- _AIM_:
Copy out every line in which the string "JSON" occurs.

[Stored data]
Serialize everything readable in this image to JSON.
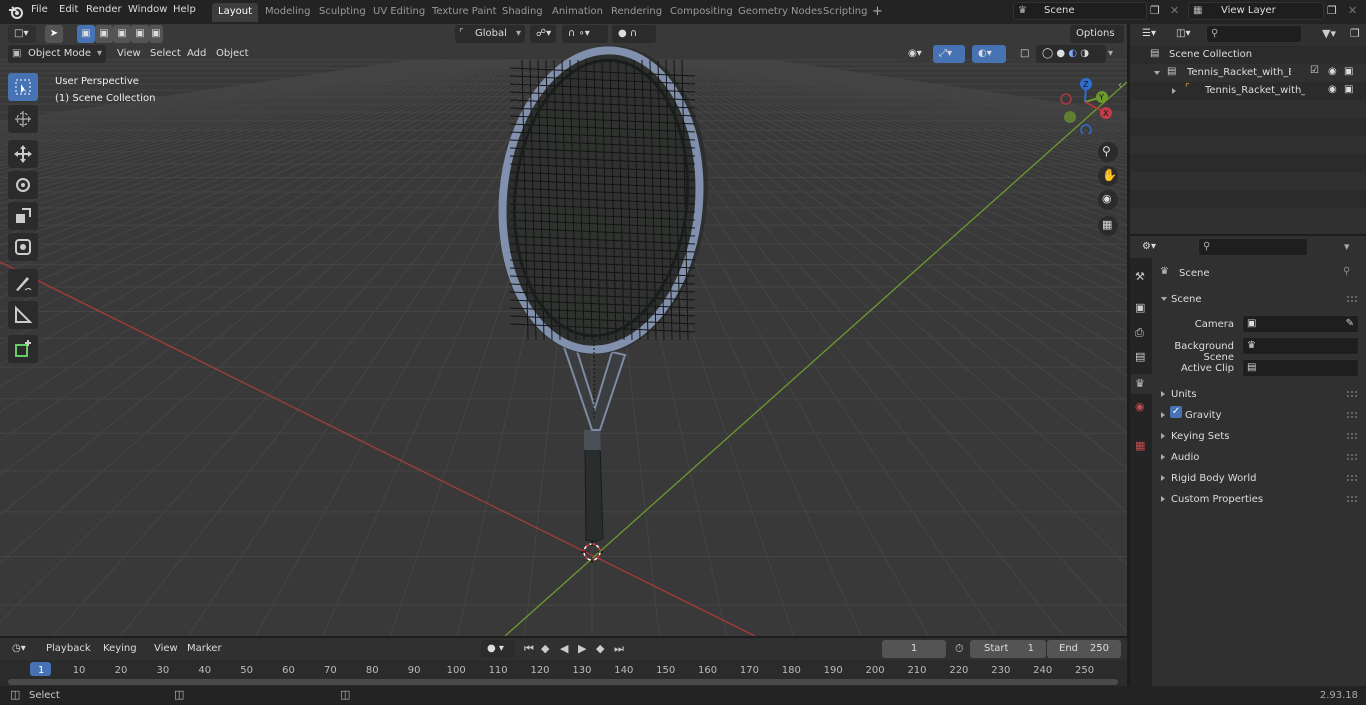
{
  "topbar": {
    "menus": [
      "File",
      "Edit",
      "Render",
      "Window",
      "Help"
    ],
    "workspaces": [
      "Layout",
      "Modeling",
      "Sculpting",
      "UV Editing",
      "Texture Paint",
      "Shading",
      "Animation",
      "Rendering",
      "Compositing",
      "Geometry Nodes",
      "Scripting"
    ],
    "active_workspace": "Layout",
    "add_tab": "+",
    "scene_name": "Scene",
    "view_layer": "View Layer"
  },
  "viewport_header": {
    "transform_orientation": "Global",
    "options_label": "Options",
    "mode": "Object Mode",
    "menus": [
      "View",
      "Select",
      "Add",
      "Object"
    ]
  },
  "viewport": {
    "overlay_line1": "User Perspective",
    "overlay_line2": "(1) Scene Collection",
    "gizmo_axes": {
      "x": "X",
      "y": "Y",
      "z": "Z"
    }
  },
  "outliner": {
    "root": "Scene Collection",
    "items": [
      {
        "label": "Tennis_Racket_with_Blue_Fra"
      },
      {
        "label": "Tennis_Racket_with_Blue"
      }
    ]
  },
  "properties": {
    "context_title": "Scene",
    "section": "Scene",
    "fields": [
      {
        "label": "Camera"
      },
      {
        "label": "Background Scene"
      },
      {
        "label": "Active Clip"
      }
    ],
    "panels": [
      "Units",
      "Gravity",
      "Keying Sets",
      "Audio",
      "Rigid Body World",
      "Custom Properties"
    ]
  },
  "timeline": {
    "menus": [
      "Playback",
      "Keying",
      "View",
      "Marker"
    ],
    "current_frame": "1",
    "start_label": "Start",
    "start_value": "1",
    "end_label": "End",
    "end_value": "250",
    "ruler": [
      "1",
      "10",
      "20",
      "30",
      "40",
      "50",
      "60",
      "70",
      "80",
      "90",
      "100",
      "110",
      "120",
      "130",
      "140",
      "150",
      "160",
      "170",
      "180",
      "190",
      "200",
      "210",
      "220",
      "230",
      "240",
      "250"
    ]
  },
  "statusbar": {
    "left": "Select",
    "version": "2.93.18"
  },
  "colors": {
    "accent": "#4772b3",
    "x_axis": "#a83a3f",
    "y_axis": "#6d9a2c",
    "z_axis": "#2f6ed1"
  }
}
* * *
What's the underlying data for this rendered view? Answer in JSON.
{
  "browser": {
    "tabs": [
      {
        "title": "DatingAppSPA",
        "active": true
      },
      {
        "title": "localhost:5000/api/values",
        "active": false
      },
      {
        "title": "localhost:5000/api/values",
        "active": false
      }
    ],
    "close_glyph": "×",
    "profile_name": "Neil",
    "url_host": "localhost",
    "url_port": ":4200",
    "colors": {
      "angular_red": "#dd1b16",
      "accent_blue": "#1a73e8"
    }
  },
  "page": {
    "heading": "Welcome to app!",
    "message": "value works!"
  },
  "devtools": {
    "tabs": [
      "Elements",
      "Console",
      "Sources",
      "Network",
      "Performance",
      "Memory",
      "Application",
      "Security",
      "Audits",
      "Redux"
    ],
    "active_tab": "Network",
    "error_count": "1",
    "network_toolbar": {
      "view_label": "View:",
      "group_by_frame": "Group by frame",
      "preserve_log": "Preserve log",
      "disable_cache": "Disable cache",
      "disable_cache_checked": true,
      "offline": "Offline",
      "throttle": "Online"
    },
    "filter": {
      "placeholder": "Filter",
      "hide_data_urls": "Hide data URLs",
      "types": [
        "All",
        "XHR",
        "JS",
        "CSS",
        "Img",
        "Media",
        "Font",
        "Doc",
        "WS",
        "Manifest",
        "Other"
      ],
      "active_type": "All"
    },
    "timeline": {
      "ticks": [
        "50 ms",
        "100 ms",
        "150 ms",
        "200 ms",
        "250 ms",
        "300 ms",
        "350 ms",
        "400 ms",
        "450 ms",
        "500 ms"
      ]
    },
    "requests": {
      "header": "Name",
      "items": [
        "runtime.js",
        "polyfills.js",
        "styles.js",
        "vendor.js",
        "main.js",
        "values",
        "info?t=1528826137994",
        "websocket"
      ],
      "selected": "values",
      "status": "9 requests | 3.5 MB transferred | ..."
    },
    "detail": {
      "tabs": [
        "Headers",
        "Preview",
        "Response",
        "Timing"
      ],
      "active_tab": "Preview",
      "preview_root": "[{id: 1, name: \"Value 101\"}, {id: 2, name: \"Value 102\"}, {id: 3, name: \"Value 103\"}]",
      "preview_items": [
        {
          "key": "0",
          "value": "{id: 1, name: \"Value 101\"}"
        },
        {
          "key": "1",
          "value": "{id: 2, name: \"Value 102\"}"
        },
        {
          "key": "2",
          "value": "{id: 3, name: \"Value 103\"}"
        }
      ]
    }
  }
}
...
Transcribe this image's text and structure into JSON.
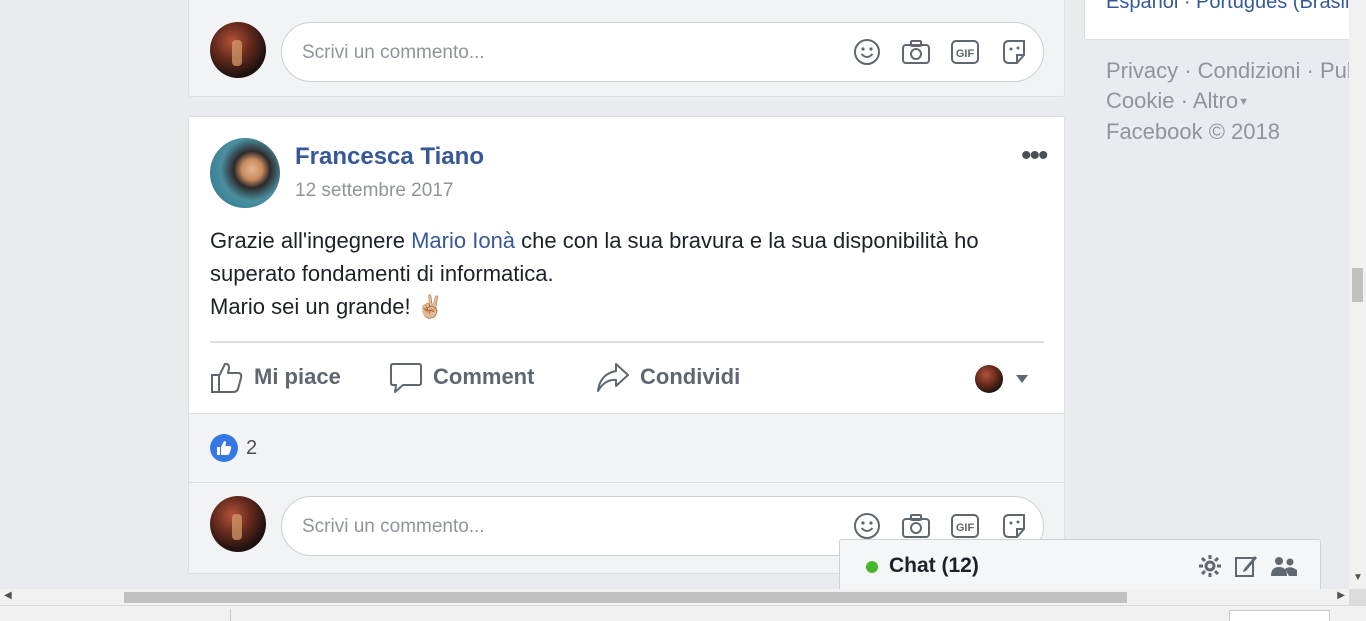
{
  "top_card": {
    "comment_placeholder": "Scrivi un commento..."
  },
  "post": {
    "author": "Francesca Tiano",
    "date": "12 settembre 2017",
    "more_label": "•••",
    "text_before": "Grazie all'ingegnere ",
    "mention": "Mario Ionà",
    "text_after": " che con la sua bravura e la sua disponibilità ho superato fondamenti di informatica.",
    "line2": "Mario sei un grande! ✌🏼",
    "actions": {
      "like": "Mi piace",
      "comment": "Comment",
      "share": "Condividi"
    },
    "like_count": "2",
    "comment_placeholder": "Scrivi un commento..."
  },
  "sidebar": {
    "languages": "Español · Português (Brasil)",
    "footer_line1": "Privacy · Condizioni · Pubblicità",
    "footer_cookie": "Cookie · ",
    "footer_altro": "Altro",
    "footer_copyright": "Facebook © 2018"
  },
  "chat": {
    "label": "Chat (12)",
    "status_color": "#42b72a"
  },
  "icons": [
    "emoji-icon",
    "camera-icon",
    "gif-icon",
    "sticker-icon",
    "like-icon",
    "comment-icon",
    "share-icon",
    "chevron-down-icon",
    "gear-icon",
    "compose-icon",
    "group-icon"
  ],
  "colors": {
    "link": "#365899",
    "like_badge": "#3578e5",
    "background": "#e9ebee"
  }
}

- _SOLUTION BELOW_:
Serialize everything readable in this image to JSON.
What's the underlying data for this rendered view? Answer in JSON.
Transcribe this image's text and structure into JSON.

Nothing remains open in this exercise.